*GOAL OF THE EXERCISE*: Exactly repeat all the records below, omitting the images they hold.

--- Begin ---

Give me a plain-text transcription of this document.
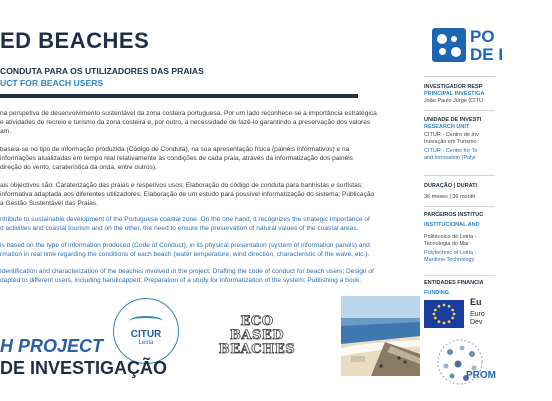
ED BEACHES
CONDUTA PARA OS UTILIZADORES DAS PRAIAS
UCT FOR BEACH USERS
na perspetiva de desenvolvimento sustentável da zona costeira portuguesa. Por um lado reconhece-se a importância estratégica
e atividades de recreio e turismo da zona costeira e, por outro, a necessidade de fazê-lo garantindo a preservação dos valores
am.
baseia-se no tipo de informação produzida (Código de Conduta), na sua apresentação física (painéis informativos) e na
informações atualizadas em tempo real relativamente às condições de cada praia, através da informatização dos painéis
direção do vento, caraterística da onda, entre outros).
ais objectivos são: Caraterização das praias e respetivos usos; Elaboração do código de conduta para banhistas e surfistas;
informativa adaptada aos diferentes utilizadores; Elaboração de um estudo para possível informatização do sistema; Publicação
a Gestão Sustentável das Praias.
ntribute to sustainable development of the Portuguese coastal zone. On the one hand, it recognizes the strategic importance of
d activities and coastal tourism and on the other, the need to ensure the preservation of natural values of the coastal areas.
is based on the type of information produced (Code of Conduct), in its physical presentation (system of information panels) and
rmation in real time regarding the conditions of each beach (water temperature, wind direction, characteristic of the wave, etc.).
Identification and characterization of the beaches involved in the project; Drafting the code of conduct for beach users; Design of
dapted to different users, including handicapped; Preparation of a study for informatization of the system; Publishing a book.
CITUR
Leiria
ECO BASED
BEACHES
H PROJECT
DE INVESTIGAÇÃO
PO
DE I
INVESTIGADOR RESP
PRINCIPAL INVESTIGA
João Paulo Jorge (CITU
UNIDADE DE INVESTI
RESEARCH UNIT
CITUR - Centro de Inv
Inovação em Turismo
CITUR - Center for To
and Innovation (Polyt
DURAÇÃO | DURATI
36 meses | 36 month
PARCEIROS INSTITUC
INSTITUCIONAL AND
Politécnico de Leiria -
Tecnologia do Mar
Polytechnic of Leiria -
Maritime Technology
ENTIDADES FINANCIA
FUNDING
Eu
Euro
Dev
PROM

--- End ---

*RESULT OF THIS EXERCISE*:
Give me a plain-text transcription of this document.
ED BEACHES
CONDUTA PARA OS UTILIZADORES DAS PRAIAS
UCT FOR BEACH USERS
na perspetiva de desenvolvimento sustentável da zona costeira portuguesa. Por um lado reconhece-se a importância estratégica
e atividades de recreio e turismo da zona costeira e, por outro, a necessidade de fazê-lo garantindo a preservação dos valores
am.
baseia-se no tipo de informação produzida (Código de Conduta), na sua apresentação física (painéis informativos) e na
informações atualizadas em tempo real relativamente às condições de cada praia, através da informatização dos painéis
direção do vento, caraterística da onda, entre outros).
ais objectivos são: Caraterização das praias e respetivos usos; Elaboração do código de conduta para banhistas e surfistas;
informativa adaptada aos diferentes utilizadores; Elaboração de um estudo para possível informatização do sistema; Publicação
a Gestão Sustentável das Praias.
ntribute to sustainable development of the Portuguese coastal zone. On the one hand, it recognizes the strategic importance of
d activities and coastal tourism and on the other, the need to ensure the preservation of natural values of the coastal areas.
is based on the type of information produced (Code of Conduct), in its physical presentation (system of information panels) and
rmation in real time regarding the conditions of each beach (water temperature, wind direction, characteristic of the wave, etc.).
Identification and characterization of the beaches involved in the project; Drafting the code of conduct for beach users; Design of
dapted to different users, including handicapped; Preparation of a study for informatization of the system; Publishing a book.
CITUR
Leiria
ECO BASED
BEACHES
H PROJECT
DE INVESTIGAÇÃO
PO
DE I
INVESTIGADOR RESP
PRINCIPAL INVESTIGA
João Paulo Jorge (CITU
UNIDADE DE INVESTI
RESEARCH UNIT
CITUR - Centro de Inv
Inovação em Turismo
CITUR - Center for To
and Innovation (Polyt
DURAÇÃO | DURATI
36 meses | 36 month
PARCEIROS INSTITUC
INSTITUCIONAL AND
Politécnico de Leiria -
Tecnologia do Mar
Polytechnic of Leiria -
Maritime Technology
ENTIDADES FINANCIA
FUNDING
Eu
Euro
Dev
PROM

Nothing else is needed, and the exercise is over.